== SUPPLIED INFORMATION ==

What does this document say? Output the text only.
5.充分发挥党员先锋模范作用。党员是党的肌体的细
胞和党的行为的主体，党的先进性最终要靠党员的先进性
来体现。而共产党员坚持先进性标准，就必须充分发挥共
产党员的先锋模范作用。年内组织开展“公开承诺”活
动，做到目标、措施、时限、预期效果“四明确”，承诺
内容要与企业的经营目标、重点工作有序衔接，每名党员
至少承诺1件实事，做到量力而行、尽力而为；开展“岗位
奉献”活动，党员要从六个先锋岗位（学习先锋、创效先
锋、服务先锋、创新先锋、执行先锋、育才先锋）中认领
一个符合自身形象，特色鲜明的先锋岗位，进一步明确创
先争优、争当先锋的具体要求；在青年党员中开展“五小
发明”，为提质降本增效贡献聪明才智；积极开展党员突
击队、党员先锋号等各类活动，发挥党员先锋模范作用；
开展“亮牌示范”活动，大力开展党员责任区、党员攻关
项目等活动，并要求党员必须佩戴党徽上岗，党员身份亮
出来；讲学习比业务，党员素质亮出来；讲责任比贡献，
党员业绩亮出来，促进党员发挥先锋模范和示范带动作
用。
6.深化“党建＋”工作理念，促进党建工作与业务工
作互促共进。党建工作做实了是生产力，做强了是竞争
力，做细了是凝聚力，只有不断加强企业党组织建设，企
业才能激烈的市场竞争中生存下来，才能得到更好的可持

===

# WHAT THE TASK ASKS
Write out the full set of records exactly as given.

# TASK OUTPUT
What does this document say? Output the text only.
5.充分发挥党员先锋模范作用。党员是党的肌体的细
胞和党的行为的主体，党的先进性最终要靠党员的先进性
来体现。而共产党员坚持先进性标准，就必须充分发挥共
产党员的先锋模范作用。年内组织开展“公开承诺”活
动，做到目标、措施、时限、预期效果“四明确”，承诺
内容要与企业的经营目标、重点工作有序衔接，每名党员
至少承诺1件实事，做到量力而行、尽力而为；开展“岗位
奉献”活动，党员要从六个先锋岗位（学习先锋、创效先
锋、服务先锋、创新先锋、执行先锋、育才先锋）中认领
一个符合自身形象，特色鲜明的先锋岗位，进一步明确创
先争优、争当先锋的具体要求；在青年党员中开展“五小
发明”，为提质降本增效贡献聪明才智；积极开展党员突
击队、党员先锋号等各类活动，发挥党员先锋模范作用；
开展“亮牌示范”活动，大力开展党员责任区、党员攻关
项目等活动，并要求党员必须佩戴党徽上岗，党员身份亮
出来；讲学习比业务，党员素质亮出来；讲责任比贡献，
党员业绩亮出来，促进党员发挥先锋模范和示范带动作
用。
6.深化“党建＋”工作理念，促进党建工作与业务工
作互促共进。党建工作做实了是生产力，做强了是竞争
力，做细了是凝聚力，只有不断加强企业党组织建设，企
业才能激烈的市场竞争中生存下来，才能得到更好的可持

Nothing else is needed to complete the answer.